- [Task goal]:
Spot each line that carries the word "name"; copy those lines.

— START Raw data —

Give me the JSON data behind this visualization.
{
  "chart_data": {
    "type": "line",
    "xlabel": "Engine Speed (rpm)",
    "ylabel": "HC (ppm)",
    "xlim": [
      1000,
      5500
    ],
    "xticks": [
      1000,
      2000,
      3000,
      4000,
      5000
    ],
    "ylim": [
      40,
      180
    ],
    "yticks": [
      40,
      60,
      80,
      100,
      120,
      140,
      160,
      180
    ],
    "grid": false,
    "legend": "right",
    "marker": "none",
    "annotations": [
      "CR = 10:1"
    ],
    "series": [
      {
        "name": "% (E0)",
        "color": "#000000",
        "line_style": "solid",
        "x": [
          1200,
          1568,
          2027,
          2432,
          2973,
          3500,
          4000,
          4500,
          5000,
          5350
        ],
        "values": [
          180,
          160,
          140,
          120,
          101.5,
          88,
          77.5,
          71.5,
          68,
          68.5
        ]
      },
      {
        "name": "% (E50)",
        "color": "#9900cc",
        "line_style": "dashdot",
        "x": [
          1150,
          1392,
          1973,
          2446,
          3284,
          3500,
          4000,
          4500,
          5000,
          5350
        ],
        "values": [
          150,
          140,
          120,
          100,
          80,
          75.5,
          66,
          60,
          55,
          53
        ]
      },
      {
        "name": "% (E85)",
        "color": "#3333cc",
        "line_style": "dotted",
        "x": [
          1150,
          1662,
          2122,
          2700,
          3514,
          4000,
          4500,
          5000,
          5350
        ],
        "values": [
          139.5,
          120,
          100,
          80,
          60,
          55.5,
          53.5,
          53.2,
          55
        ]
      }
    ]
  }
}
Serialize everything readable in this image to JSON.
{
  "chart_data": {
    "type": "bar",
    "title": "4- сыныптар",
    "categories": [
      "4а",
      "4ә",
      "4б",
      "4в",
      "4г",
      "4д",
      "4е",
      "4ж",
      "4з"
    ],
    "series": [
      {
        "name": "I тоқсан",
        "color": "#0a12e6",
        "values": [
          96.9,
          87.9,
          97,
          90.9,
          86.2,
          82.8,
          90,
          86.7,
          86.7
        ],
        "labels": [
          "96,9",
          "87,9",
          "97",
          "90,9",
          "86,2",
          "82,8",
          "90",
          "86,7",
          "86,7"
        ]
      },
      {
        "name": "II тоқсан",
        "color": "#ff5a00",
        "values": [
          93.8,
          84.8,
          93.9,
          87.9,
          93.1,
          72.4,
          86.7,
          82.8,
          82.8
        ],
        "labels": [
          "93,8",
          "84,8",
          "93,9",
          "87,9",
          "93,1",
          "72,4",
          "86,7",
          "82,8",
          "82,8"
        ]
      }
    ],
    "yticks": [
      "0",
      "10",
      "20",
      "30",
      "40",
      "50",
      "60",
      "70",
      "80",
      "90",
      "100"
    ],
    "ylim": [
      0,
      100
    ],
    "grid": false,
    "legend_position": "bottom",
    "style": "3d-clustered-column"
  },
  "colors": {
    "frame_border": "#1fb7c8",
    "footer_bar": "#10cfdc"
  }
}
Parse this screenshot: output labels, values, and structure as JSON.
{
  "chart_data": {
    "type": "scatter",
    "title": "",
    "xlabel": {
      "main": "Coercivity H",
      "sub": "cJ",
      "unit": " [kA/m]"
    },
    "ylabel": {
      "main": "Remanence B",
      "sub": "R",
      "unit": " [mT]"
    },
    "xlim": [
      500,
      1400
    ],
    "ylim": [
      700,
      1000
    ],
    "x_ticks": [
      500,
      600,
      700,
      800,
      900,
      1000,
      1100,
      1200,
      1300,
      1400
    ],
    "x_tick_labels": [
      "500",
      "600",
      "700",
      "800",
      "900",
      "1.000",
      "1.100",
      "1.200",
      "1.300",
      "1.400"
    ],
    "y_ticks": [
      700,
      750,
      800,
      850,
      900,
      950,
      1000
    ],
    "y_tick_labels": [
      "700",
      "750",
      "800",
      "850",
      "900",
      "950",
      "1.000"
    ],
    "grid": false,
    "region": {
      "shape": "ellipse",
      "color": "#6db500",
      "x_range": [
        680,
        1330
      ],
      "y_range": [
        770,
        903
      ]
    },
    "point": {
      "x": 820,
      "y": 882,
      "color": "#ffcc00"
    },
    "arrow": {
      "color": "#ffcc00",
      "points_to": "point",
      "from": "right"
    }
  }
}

— END Raw data —

- [Right answer]:
        "name": "% (E0)",
        "name": "% (E50)",
        "name": "% (E85)",
        "name": "I тоқсан",
        "name": "II тоқсан",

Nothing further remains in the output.